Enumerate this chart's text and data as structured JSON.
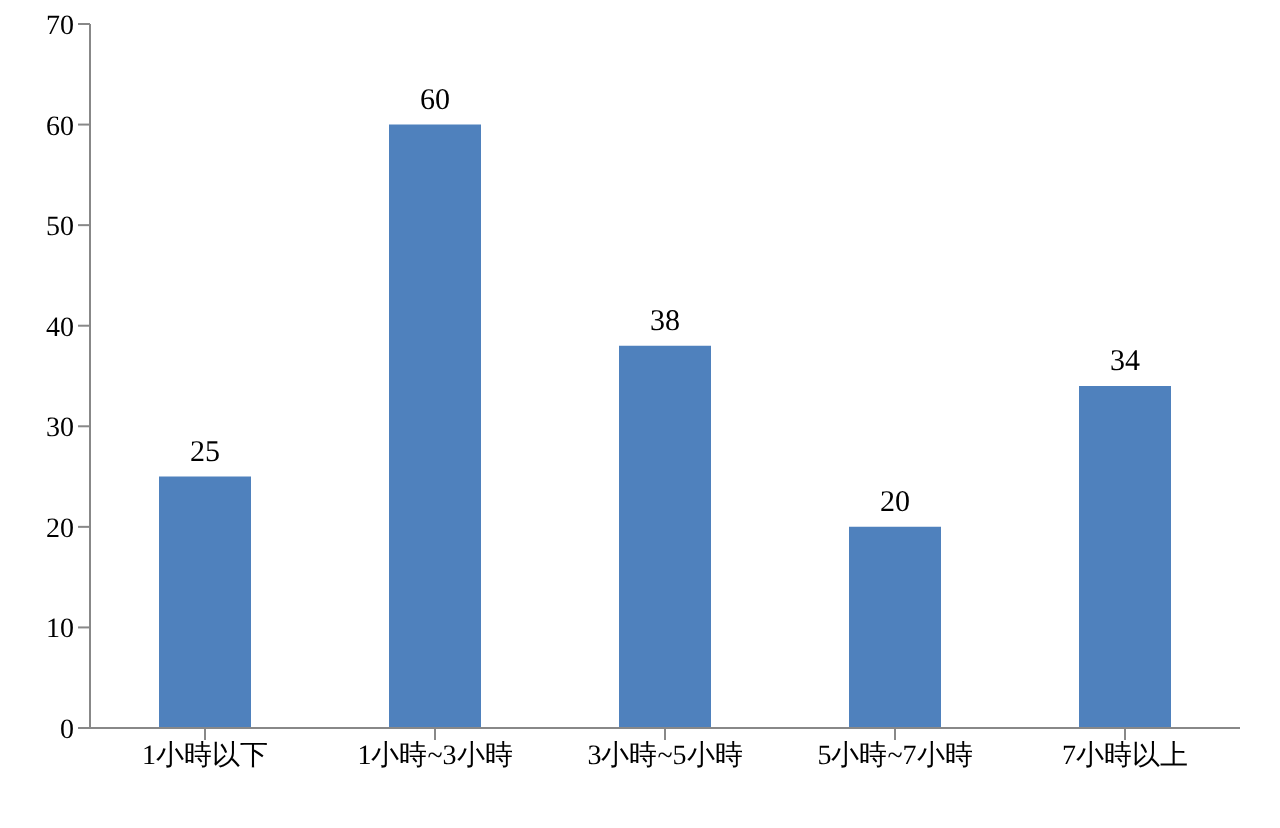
{
  "chart_data": {
    "type": "bar",
    "categories": [
      "1小時以下",
      "1小時~3小時",
      "3小時~5小時",
      "5小時~7小時",
      "7小時以上"
    ],
    "values": [
      25,
      60,
      38,
      20,
      34
    ],
    "color": "#4f81bd",
    "ylim": [
      0,
      70
    ],
    "yticks": [
      0,
      10,
      20,
      30,
      40,
      50,
      60,
      70
    ],
    "data_labels": true
  }
}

◆ SET EXERCISE ◆
Print the records above exactly as they stand, but leave out the pictures.

◆ SOLUTION TO THIS EXERCISE ◆
Enumerate this chart's text and data as structured JSON.
{
  "chart_data": {
    "type": "bar",
    "categories": [
      "1小時以下",
      "1小時~3小時",
      "3小時~5小時",
      "5小時~7小時",
      "7小時以上"
    ],
    "values": [
      25,
      60,
      38,
      20,
      34
    ],
    "color": "#4f81bd",
    "ylim": [
      0,
      70
    ],
    "yticks": [
      0,
      10,
      20,
      30,
      40,
      50,
      60,
      70
    ],
    "data_labels": true
  }
}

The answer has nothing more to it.